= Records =
>>>

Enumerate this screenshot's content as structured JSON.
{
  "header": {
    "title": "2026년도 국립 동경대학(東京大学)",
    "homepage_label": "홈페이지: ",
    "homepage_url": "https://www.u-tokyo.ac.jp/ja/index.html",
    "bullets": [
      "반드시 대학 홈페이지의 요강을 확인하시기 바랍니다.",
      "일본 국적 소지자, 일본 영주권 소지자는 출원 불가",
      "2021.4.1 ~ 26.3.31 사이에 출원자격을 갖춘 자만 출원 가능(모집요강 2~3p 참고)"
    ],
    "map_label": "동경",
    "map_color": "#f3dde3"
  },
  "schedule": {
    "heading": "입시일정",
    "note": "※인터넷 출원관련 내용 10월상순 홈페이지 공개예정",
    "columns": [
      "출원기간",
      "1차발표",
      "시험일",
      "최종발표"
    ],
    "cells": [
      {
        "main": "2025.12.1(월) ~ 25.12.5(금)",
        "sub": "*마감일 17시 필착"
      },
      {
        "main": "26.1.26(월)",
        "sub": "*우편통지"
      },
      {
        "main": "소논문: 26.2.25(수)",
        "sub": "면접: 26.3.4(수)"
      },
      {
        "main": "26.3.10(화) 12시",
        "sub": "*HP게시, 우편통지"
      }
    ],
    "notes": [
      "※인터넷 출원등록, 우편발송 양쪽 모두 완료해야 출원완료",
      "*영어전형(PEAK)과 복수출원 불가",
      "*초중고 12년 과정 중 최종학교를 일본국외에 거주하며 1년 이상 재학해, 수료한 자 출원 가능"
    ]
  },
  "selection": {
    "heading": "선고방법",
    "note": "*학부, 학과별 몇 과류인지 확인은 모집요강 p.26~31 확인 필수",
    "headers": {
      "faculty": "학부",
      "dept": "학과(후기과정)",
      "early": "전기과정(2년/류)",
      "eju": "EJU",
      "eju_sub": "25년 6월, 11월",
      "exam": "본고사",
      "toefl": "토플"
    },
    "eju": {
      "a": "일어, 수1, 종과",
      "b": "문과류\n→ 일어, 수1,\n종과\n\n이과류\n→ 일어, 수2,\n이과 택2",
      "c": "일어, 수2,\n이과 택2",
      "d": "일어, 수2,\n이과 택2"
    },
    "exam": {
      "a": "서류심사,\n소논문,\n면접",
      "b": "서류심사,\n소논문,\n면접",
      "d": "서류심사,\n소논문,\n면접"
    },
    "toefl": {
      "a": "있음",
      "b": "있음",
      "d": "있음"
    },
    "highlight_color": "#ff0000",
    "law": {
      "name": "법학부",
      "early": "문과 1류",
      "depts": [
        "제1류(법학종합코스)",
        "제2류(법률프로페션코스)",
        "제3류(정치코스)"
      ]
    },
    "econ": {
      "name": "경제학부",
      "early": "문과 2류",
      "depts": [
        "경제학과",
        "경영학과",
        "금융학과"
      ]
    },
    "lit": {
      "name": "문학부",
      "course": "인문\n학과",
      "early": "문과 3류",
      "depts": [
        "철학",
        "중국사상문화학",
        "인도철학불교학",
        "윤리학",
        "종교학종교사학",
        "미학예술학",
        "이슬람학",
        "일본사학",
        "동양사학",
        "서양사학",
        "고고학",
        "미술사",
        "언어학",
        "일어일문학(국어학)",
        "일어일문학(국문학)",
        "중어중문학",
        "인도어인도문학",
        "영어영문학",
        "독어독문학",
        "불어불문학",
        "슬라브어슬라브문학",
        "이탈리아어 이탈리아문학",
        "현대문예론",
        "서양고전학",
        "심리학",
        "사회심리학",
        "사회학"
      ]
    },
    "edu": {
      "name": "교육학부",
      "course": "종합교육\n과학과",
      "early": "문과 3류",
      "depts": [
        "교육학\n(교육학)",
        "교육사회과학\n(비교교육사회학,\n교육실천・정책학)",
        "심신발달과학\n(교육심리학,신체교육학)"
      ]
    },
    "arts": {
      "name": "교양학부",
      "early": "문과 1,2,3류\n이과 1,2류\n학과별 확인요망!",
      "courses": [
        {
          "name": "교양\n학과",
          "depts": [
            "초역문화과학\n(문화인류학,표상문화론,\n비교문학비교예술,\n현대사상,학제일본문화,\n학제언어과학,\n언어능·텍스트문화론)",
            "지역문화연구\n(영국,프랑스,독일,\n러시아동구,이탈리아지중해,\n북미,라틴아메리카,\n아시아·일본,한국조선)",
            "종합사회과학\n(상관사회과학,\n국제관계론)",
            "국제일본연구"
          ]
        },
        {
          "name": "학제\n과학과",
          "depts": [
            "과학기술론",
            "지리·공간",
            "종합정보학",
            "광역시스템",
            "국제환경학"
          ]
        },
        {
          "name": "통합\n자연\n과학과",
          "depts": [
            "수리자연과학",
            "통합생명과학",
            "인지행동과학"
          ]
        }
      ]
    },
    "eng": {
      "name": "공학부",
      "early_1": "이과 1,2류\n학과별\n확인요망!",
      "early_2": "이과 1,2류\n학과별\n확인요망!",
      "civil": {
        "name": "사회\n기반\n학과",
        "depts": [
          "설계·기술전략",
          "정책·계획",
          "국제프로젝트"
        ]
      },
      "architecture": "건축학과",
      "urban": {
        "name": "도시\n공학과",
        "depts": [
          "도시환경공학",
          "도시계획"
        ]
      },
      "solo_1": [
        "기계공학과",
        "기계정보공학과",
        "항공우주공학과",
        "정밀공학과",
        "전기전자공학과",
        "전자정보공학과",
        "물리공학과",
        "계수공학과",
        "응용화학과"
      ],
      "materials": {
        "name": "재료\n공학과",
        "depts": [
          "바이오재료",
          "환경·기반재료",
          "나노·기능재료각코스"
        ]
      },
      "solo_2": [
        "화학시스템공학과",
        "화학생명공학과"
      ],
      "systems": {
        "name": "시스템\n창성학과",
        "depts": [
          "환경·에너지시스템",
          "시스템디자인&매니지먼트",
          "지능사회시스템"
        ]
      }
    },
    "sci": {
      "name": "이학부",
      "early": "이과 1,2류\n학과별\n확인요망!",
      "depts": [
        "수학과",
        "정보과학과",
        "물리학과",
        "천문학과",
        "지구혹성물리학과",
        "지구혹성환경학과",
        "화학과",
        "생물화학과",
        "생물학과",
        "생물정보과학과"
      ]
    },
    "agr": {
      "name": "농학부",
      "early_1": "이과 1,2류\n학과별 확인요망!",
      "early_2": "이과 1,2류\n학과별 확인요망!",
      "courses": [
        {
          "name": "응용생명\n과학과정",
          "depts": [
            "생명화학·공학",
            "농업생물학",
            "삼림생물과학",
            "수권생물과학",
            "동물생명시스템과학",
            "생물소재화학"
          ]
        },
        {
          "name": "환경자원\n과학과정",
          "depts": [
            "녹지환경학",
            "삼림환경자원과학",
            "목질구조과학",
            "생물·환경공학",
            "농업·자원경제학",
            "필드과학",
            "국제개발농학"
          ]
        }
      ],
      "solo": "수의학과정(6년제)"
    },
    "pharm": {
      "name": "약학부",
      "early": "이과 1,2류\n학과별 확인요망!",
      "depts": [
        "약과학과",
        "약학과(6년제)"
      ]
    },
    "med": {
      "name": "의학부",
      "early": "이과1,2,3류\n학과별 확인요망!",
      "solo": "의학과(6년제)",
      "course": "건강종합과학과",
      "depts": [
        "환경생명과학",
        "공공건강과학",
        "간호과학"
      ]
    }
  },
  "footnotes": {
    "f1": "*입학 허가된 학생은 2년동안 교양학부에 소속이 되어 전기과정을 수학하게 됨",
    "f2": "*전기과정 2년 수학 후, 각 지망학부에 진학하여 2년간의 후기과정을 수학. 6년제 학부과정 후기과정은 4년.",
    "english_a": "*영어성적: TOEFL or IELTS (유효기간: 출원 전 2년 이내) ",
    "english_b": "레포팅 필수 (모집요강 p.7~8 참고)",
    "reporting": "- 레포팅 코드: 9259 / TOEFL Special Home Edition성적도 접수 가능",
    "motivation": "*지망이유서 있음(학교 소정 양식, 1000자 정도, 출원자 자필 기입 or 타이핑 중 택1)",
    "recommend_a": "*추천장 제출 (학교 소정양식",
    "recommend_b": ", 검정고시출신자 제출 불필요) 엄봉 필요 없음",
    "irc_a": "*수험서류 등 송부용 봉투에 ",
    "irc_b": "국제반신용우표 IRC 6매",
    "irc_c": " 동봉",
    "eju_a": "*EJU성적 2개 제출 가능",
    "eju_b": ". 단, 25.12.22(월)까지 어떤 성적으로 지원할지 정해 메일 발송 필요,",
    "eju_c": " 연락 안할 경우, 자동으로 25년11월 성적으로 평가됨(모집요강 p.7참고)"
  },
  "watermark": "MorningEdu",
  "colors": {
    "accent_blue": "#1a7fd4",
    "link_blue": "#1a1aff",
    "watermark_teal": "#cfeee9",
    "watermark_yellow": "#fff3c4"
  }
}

<<<

= WRITTEN INSTRUCTION =
Within the listing above, find every line containing the string "서류심사" and return it.

= RESPONSE =
      "a": "서류심사,\n소논문,\n면접",
      "b": "서류심사,\n소논문,\n면접",
      "d": "서류심사,\n소논문,\n면접"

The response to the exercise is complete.